What is expected
Give the records back in full, exactly as they read.

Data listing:
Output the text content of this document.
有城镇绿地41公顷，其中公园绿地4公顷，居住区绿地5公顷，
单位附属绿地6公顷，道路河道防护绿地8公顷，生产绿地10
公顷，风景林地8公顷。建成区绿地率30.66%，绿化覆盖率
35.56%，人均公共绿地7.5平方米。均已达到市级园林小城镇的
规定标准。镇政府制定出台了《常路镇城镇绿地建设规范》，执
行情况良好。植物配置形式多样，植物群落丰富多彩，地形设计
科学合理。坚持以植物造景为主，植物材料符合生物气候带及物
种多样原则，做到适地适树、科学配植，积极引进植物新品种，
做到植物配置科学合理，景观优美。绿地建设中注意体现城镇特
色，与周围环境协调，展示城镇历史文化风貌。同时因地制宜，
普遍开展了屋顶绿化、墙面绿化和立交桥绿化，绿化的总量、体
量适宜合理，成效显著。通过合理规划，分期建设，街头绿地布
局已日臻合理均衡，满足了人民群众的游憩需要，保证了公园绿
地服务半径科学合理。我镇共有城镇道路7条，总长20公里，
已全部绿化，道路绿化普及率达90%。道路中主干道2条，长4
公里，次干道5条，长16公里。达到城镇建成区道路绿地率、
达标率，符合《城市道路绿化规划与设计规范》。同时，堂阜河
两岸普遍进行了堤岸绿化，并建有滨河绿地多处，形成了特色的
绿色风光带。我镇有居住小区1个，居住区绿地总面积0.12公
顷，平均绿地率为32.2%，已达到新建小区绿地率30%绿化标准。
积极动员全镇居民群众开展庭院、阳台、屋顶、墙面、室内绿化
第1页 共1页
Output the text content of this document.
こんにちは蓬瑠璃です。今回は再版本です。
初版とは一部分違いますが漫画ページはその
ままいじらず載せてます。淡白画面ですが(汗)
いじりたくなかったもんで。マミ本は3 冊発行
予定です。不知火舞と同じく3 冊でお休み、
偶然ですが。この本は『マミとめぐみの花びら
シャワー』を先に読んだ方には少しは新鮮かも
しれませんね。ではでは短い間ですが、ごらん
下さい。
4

The output
Output the text content of this document.
有城镇绿地41公顷，其中公园绿地4公顷，居住区绿地5公顷，
单位附属绿地6公顷，道路河道防护绿地8公顷，生产绿地10
公顷，风景林地8公顷。建成区绿地率30.66%，绿化覆盖率
35.56%，人均公共绿地7.5平方米。均已达到市级园林小城镇的
规定标准。镇政府制定出台了《常路镇城镇绿地建设规范》，执
行情况良好。植物配置形式多样，植物群落丰富多彩，地形设计
科学合理。坚持以植物造景为主，植物材料符合生物气候带及物
种多样原则，做到适地适树、科学配植，积极引进植物新品种，
做到植物配置科学合理，景观优美。绿地建设中注意体现城镇特
色，与周围环境协调，展示城镇历史文化风貌。同时因地制宜，
普遍开展了屋顶绿化、墙面绿化和立交桥绿化，绿化的总量、体
量适宜合理，成效显著。通过合理规划，分期建设，街头绿地布
局已日臻合理均衡，满足了人民群众的游憩需要，保证了公园绿
地服务半径科学合理。我镇共有城镇道路7条，总长20公里，
已全部绿化，道路绿化普及率达90%。道路中主干道2条，长4
公里，次干道5条，长16公里。达到城镇建成区道路绿地率、
达标率，符合《城市道路绿化规划与设计规范》。同时，堂阜河
两岸普遍进行了堤岸绿化，并建有滨河绿地多处，形成了特色的
绿色风光带。我镇有居住小区1个，居住区绿地总面积0.12公
顷，平均绿地率为32.2%，已达到新建小区绿地率30%绿化标准。
积极动员全镇居民群众开展庭院、阳台、屋顶、墙面、室内绿化
第1页 共1页
Output the text content of this document.
こんにちは蓬瑠璃です。今回は再版本です。
初版とは一部分違いますが漫画ページはその
ままいじらず載せてます。淡白画面ですが(汗)
いじりたくなかったもんで。マミ本は3 冊発行
予定です。不知火舞と同じく3 冊でお休み、
偶然ですが。この本は『マミとめぐみの花びら
シャワー』を先に読んだ方には少しは新鮮かも
しれませんね。ではでは短い間ですが、ごらん
下さい。
4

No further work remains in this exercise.